● WORK TO DO:
Reproduce the data below without any changes, starting at the very beginning and ending with the line that contains "1348, 2390, 1383]", and include both of those lines.

● RECORDS SHOWN:
<<<<
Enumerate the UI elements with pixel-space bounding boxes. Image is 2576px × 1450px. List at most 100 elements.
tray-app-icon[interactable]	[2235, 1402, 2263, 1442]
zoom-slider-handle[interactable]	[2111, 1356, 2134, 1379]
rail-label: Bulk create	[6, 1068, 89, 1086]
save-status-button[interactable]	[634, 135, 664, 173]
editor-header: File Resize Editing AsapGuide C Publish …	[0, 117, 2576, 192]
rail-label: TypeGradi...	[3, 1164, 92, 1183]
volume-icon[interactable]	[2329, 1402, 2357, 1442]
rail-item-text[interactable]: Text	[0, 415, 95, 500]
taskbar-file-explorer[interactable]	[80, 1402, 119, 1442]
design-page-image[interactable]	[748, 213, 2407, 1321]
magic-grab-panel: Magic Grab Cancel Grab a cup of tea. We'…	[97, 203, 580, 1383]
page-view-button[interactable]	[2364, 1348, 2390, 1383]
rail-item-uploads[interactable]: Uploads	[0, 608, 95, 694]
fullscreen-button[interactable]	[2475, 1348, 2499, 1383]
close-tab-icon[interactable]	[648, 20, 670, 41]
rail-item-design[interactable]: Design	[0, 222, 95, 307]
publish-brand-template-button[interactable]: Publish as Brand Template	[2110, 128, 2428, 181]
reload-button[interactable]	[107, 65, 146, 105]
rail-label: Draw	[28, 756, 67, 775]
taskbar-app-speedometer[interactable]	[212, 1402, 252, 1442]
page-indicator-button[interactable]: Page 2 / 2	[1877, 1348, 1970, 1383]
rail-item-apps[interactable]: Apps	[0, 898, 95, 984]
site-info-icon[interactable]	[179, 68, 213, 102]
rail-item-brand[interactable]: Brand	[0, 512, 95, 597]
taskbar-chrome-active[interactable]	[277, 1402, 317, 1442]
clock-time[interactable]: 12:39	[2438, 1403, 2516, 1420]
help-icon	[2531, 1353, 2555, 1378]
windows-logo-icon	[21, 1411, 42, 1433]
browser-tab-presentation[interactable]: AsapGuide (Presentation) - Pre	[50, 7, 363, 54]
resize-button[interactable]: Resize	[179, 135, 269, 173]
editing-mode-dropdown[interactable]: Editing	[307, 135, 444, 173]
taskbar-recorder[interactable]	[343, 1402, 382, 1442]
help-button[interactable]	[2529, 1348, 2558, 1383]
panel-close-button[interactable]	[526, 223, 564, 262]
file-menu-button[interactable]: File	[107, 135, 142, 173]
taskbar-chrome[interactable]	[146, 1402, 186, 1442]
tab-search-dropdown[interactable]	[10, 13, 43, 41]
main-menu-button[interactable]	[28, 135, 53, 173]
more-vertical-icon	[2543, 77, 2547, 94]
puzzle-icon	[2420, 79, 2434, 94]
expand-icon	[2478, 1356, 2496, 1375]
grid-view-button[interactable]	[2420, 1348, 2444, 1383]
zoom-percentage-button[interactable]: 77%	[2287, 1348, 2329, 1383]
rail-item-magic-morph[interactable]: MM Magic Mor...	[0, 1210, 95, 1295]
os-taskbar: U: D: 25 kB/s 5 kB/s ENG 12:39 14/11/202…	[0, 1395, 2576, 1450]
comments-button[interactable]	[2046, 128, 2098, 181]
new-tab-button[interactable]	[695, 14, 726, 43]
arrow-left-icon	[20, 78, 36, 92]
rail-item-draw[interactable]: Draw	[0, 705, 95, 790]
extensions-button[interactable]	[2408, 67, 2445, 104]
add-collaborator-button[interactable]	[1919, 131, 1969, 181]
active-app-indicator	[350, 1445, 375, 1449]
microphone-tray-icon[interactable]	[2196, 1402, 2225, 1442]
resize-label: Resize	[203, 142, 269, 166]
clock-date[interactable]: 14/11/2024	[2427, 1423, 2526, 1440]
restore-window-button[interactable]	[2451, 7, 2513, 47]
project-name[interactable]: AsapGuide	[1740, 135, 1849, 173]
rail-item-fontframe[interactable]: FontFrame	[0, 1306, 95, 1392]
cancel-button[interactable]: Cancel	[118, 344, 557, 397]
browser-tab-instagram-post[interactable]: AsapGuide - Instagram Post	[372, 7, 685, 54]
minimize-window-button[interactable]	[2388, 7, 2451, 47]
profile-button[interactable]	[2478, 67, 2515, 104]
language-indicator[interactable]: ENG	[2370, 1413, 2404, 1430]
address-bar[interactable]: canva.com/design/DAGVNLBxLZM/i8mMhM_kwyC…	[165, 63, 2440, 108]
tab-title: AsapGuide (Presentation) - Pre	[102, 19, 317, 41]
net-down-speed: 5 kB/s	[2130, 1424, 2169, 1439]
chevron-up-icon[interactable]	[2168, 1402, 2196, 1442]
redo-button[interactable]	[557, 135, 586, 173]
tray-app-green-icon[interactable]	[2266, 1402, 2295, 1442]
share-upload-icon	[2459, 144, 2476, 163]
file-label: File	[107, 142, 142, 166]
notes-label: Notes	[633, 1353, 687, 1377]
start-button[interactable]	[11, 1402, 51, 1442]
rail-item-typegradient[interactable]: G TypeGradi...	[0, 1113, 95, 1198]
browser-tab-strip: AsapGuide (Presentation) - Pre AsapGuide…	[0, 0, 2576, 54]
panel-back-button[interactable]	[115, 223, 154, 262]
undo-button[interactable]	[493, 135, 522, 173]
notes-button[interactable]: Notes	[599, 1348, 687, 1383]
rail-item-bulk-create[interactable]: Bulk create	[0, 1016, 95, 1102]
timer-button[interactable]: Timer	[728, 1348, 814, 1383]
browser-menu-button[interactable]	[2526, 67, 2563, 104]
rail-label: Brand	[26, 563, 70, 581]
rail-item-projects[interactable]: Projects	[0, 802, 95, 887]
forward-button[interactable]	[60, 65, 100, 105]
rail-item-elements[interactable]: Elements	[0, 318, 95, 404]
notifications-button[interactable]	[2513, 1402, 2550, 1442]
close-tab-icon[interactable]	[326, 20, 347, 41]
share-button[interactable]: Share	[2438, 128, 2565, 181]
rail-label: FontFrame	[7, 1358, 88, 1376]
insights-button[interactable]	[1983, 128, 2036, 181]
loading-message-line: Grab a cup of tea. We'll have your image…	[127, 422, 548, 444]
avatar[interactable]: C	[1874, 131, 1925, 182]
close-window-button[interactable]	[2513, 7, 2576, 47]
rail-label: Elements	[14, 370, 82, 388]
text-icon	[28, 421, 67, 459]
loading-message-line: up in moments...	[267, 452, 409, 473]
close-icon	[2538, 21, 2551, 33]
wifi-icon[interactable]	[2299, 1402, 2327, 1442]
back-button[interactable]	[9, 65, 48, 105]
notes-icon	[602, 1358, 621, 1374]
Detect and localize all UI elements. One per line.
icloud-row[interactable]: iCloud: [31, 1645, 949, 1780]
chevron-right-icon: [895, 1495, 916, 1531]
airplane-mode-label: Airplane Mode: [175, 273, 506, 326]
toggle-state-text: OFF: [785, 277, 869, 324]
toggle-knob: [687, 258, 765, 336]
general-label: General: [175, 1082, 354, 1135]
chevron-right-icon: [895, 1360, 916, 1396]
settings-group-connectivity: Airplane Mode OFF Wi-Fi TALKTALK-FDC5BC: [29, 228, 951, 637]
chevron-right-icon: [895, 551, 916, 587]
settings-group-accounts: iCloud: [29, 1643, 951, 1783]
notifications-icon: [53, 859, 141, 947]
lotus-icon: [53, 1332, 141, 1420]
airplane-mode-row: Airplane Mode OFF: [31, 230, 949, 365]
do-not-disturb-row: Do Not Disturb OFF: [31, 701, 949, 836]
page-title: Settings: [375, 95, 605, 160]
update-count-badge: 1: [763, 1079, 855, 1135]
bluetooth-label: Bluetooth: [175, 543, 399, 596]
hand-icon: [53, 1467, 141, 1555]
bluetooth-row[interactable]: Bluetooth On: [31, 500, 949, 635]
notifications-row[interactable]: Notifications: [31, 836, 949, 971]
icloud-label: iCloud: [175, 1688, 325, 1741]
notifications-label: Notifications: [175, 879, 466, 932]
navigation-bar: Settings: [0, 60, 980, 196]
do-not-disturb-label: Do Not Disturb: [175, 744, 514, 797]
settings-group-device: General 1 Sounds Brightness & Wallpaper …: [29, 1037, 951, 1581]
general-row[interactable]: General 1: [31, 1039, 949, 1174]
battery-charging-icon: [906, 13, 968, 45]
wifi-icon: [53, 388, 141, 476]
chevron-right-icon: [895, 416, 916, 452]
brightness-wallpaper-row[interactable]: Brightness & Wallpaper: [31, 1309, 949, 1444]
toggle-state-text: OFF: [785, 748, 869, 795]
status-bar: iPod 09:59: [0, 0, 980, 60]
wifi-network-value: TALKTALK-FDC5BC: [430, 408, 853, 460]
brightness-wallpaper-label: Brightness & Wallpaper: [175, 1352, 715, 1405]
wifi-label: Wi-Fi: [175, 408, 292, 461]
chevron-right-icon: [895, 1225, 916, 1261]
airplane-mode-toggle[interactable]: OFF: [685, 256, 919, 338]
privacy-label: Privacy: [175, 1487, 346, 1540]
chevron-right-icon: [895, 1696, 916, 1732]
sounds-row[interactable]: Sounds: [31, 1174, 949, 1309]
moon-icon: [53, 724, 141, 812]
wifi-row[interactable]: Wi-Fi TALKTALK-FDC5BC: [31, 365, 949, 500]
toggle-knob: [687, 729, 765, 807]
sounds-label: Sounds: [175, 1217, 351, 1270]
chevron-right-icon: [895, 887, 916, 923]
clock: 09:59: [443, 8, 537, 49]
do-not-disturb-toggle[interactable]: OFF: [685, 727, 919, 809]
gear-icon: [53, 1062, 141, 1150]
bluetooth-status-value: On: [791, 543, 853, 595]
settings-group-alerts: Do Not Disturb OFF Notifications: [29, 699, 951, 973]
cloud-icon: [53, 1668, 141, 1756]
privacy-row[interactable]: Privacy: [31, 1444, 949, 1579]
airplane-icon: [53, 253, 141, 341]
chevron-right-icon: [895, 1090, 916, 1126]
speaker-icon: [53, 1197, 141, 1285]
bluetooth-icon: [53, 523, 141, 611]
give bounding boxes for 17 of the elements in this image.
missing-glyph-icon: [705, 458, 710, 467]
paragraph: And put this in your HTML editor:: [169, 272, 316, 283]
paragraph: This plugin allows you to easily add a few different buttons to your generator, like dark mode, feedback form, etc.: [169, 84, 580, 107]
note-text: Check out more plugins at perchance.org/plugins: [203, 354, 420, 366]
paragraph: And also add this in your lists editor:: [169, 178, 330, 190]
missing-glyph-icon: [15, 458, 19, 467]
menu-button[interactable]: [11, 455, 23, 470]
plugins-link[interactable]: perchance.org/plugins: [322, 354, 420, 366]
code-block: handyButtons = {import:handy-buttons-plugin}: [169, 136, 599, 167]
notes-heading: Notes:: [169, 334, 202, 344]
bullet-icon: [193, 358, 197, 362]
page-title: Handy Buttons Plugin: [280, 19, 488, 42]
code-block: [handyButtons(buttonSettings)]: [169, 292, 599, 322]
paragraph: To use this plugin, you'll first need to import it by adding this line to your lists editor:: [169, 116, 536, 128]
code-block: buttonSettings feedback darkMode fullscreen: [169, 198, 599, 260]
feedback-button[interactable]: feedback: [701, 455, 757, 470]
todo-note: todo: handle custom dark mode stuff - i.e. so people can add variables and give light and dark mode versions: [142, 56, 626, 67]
>>>>
● SOLVED PROBLEM:
Enumerate the UI elements with pixel-space bounding boxes. Image is 2576px × 1450px. List at most 100 elements.
tray-app-icon[interactable]	[2235, 1402, 2263, 1442]
zoom-slider-handle[interactable]	[2111, 1356, 2134, 1379]
rail-label: Bulk create	[6, 1068, 89, 1086]
save-status-button[interactable]	[634, 135, 664, 173]
editor-header: File Resize Editing AsapGuide C Publish …	[0, 117, 2576, 192]
rail-label: TypeGradi...	[3, 1164, 92, 1183]
volume-icon[interactable]	[2329, 1402, 2357, 1442]
rail-item-text[interactable]: Text	[0, 415, 95, 500]
taskbar-file-explorer[interactable]	[80, 1402, 119, 1442]
design-page-image[interactable]	[748, 213, 2407, 1321]
magic-grab-panel: Magic Grab Cancel Grab a cup of tea. We'…	[97, 203, 580, 1383]
page-view-button[interactable]	[2364, 1348, 2390, 1383]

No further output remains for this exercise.